# Task statement:
Print the lines of the entries from the one containing "x-tick-label: -10 bbox=[806, 369, 828, 386]" through the one containing "x-tick-label: -20 bbox=[439, 369, 461, 386]", inclusive, reproducing them character for character.

# Exercise data:

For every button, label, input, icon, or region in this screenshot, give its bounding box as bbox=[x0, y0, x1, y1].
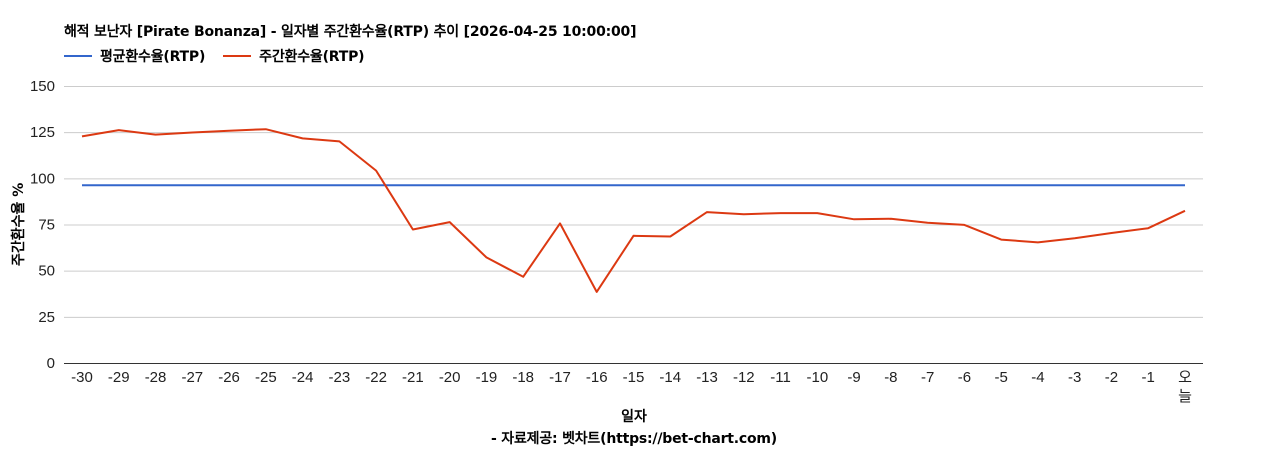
x-tick-label: -10 bbox=[806, 369, 828, 386]
x-tick-label: -16 bbox=[586, 369, 608, 386]
legend-label-weekly-rtp: 주간환수율(RTP) bbox=[259, 49, 365, 65]
x-tick-label: -24 bbox=[292, 369, 314, 386]
x-tick-label: -17 bbox=[549, 369, 571, 386]
x-tick-label: -3 bbox=[1068, 369, 1081, 386]
y-tick-label: 100 bbox=[30, 170, 55, 187]
x-tick-label: -20 bbox=[439, 369, 461, 386]
x-tick-label-today: 오 bbox=[1178, 369, 1192, 386]
x-tick-label: -29 bbox=[108, 369, 130, 386]
x-tick-label: -30 bbox=[71, 369, 93, 386]
x-tick-label: -8 bbox=[884, 369, 897, 386]
x-tick-label: -12 bbox=[733, 369, 755, 386]
chart-title: 해적 보난자 [Pirate Bonanza] - 일자별 주간환수율(RTP)… bbox=[64, 24, 637, 40]
x-axis-title: 일자 bbox=[621, 409, 647, 425]
x-tick-label: -18 bbox=[512, 369, 534, 386]
x-axis-ticks: -30 -29 -28 -27 -26 -25 -24 -23 -22 -21 -20 -19 -18-… bbox=[71, 369, 1192, 405]
x-tick-label: -1 bbox=[1142, 369, 1155, 386]
legend-line-icon-blue bbox=[64, 55, 92, 57]
x-tick-label: -26 bbox=[218, 369, 240, 386]
legend-line-icon-red bbox=[223, 55, 252, 57]
legend-item-average-rtp[interactable]: 평균환수율(RTP) bbox=[64, 46, 205, 66]
x-tick-label: -28 bbox=[145, 369, 167, 386]
series-line-weekly-rtp[interactable] bbox=[81, 128, 1186, 293]
x-tick-label: -21 bbox=[402, 369, 424, 386]
chart-legend: 평균환수율(RTP) 주간환수율(RTP) bbox=[64, 46, 382, 66]
y-tick-label: 75 bbox=[38, 217, 55, 234]
x-tick-label: -27 bbox=[181, 369, 203, 386]
legend-item-weekly-rtp[interactable]: 주간환수율(RTP) bbox=[223, 46, 365, 66]
legend-label-average-rtp: 평균환수율(RTP) bbox=[100, 49, 206, 65]
data-series bbox=[81, 128, 1186, 293]
x-tick-label: -19 bbox=[476, 369, 498, 386]
x-tick-label: -25 bbox=[255, 369, 277, 386]
y-tick-label: 50 bbox=[38, 263, 55, 280]
y-tick-label: 125 bbox=[30, 124, 55, 141]
y-tick-label: 25 bbox=[38, 309, 55, 326]
x-tick-label: -2 bbox=[1105, 369, 1118, 386]
x-tick-label: -11 bbox=[770, 369, 791, 386]
x-tick-label-today: 늘 bbox=[1178, 388, 1192, 405]
x-tick-label: -22 bbox=[365, 369, 387, 386]
gridlines bbox=[64, 86, 1203, 318]
x-tick-label: -13 bbox=[696, 369, 718, 386]
y-axis-ticks: 0 25 50 75 100 125 150 bbox=[30, 78, 55, 372]
x-tick-label: -9 bbox=[847, 369, 860, 386]
x-tick-label: -4 bbox=[1031, 369, 1044, 386]
x-tick-label: -7 bbox=[921, 369, 934, 386]
x-tick-label: -15 bbox=[623, 369, 645, 386]
y-axis-title: 주간환수율 % bbox=[11, 182, 27, 266]
x-tick-label: -14 bbox=[659, 369, 681, 386]
data-source-note: - 자료제공: 벳차트(https://bet-chart.com) bbox=[491, 431, 777, 447]
y-tick-label: 150 bbox=[30, 78, 55, 95]
x-tick-label: -5 bbox=[994, 369, 1007, 386]
y-tick-label: 0 bbox=[47, 355, 55, 372]
x-tick-label: -23 bbox=[329, 369, 351, 386]
x-tick-label: -6 bbox=[958, 369, 971, 386]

# Correct answer:
x-tick-label: -10 bbox=[806, 369, 828, 386]
x-tick-label: -16 bbox=[586, 369, 608, 386]
legend-label-weekly-rtp: 주간환수율(RTP) bbox=[259, 49, 365, 65]
x-tick-label: -24 bbox=[292, 369, 314, 386]
x-tick-label: -17 bbox=[549, 369, 571, 386]
x-tick-label: -3 bbox=[1068, 369, 1081, 386]
y-tick-label: 100 bbox=[30, 170, 55, 187]
x-tick-label: -20 bbox=[439, 369, 461, 386]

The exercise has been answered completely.